What the exercise asks
Copy every entry word for word, but skip the pictures.

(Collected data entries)
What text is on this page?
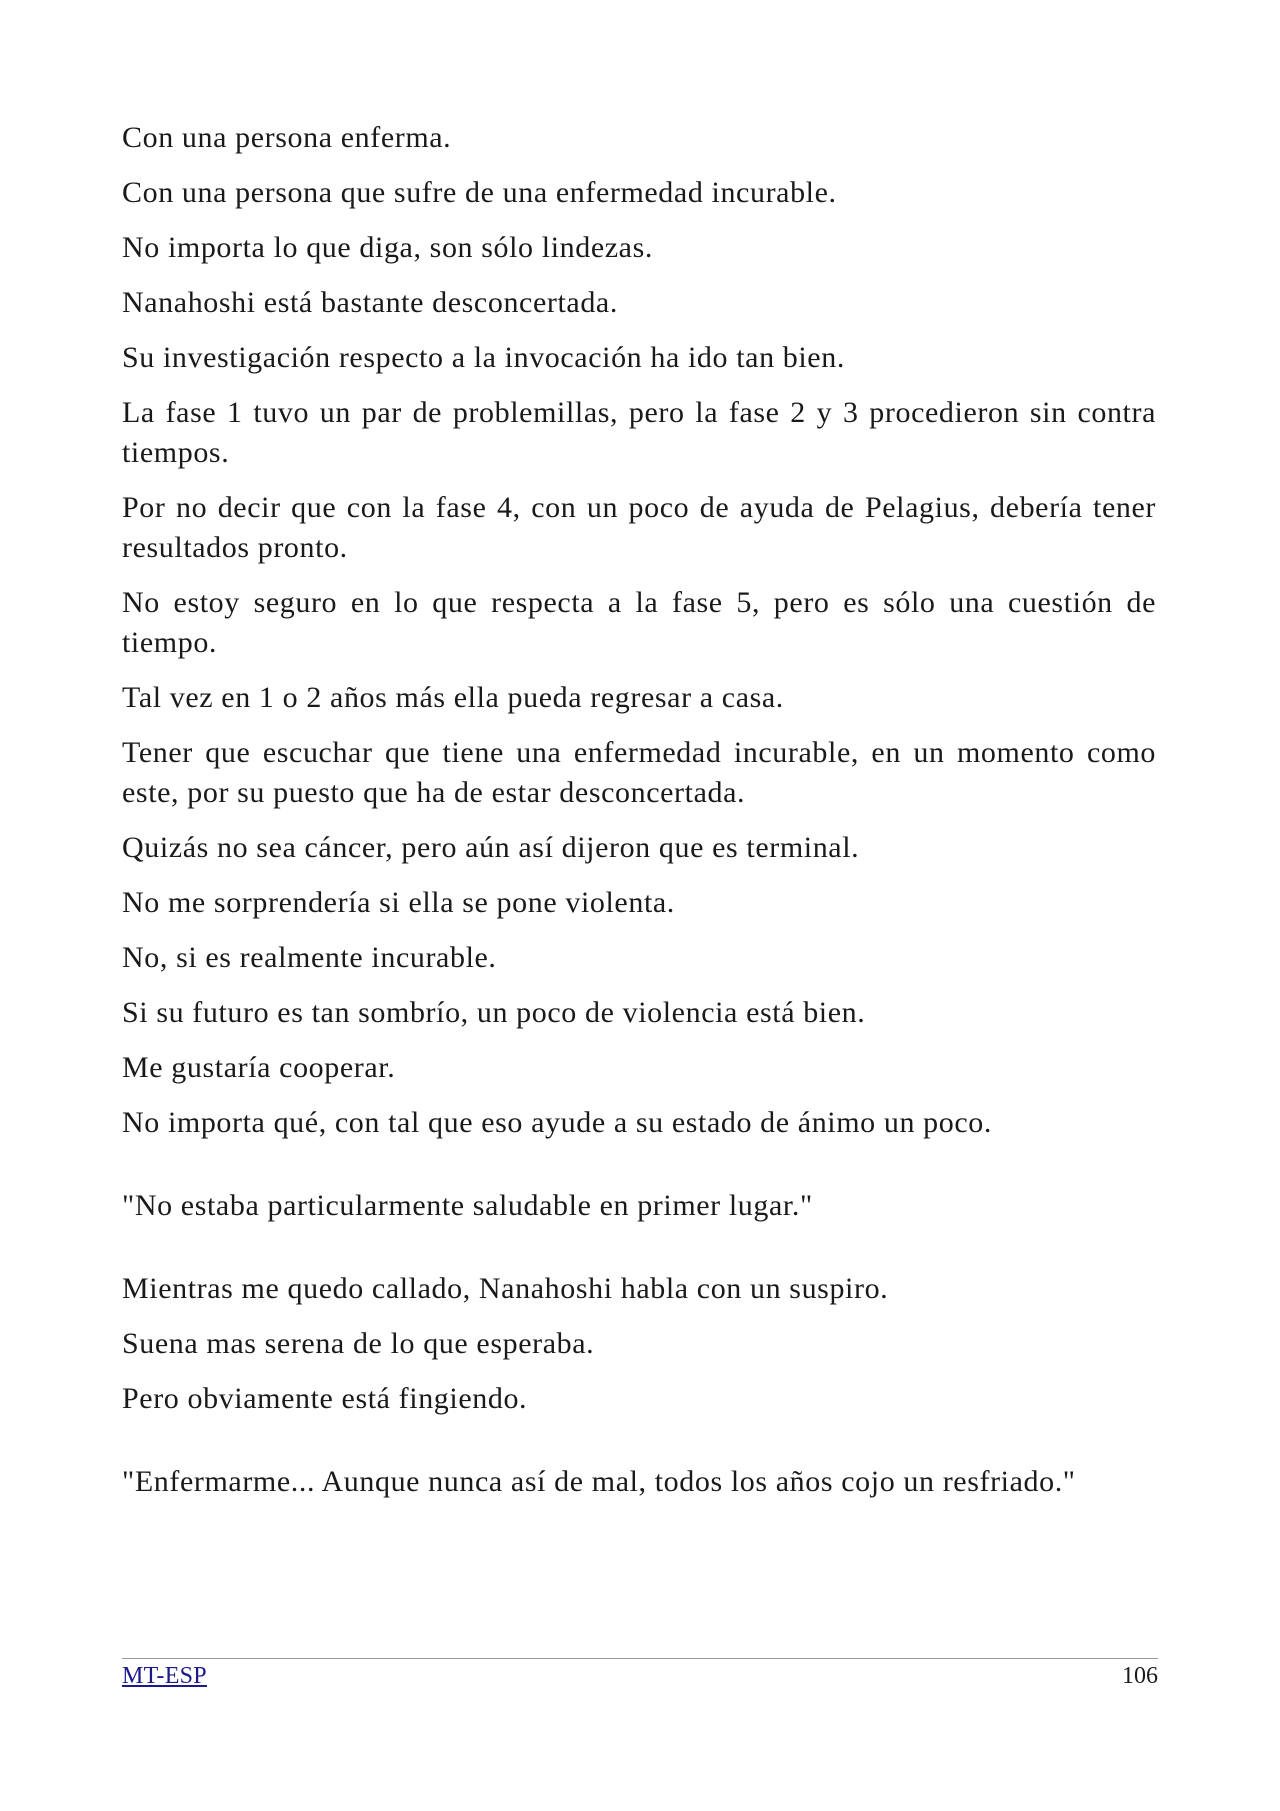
Con una persona enferma.

Con una persona que sufre de una enfermedad incurable.

No importa lo que diga, son sólo lindezas.

Nanahoshi está bastante desconcertada.

Su investigación respecto a la invocación ha ido tan bien.

La fase 1 tuvo un par de problemillas, pero la fase 2 y 3 procedieron sin contra tiempos.

Por no decir que con la fase 4, con un poco de ayuda de Pelagius, debería tener resultados pronto.

No estoy seguro en lo que respecta a la fase 5, pero es sólo una cuestión de tiempo.

Tal vez en 1 o 2 años más ella pueda regresar a casa.

Tener que escuchar que tiene una enfermedad incurable, en un momento como este, por su puesto que ha de estar desconcertada.

Quizás no sea cáncer, pero aún así dijeron que es terminal.

No me sorprendería si ella se pone violenta.

No, si es realmente incurable.

Si su futuro es tan sombrío, un poco de violencia está bien.

Me gustaría cooperar.

No importa qué, con tal que eso ayude a su estado de ánimo un poco.

"No estaba particularmente saludable en primer lugar."

Mientras me quedo callado, Nanahoshi habla con un suspiro.

Suena mas serena de lo que esperaba.

Pero obviamente está fingiendo.

"Enfermarme... Aunque nunca así de mal, todos los años cojo un resfriado."

MT-ESP	106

Completed task
What text is on this page?
Con una persona enferma.

Con una persona que sufre de una enfermedad incurable.

No importa lo que diga, son sólo lindezas.

Nanahoshi está bastante desconcertada.

Su investigación respecto a la invocación ha ido tan bien.

La fase 1 tuvo un par de problemillas, pero la fase 2 y 3 procedieron sin contra tiempos.

Por no decir que con la fase 4, con un poco de ayuda de Pelagius, debería tener resultados pronto.

No estoy seguro en lo que respecta a la fase 5, pero es sólo una cuestión de tiempo.

Tal vez en 1 o 2 años más ella pueda regresar a casa.

Tener que escuchar que tiene una enfermedad incurable, en un momento como este, por su puesto que ha de estar desconcertada.

Quizás no sea cáncer, pero aún así dijeron que es terminal.

No me sorprendería si ella se pone violenta.

No, si es realmente incurable.

Si su futuro es tan sombrío, un poco de violencia está bien.

Me gustaría cooperar.

No importa qué, con tal que eso ayude a su estado de ánimo un poco.

"No estaba particularmente saludable en primer lugar."

Mientras me quedo callado, Nanahoshi habla con un suspiro.

Suena mas serena de lo que esperaba.

Pero obviamente está fingiendo.

"Enfermarme... Aunque nunca así de mal, todos los años cojo un resfriado."

MT-ESP	106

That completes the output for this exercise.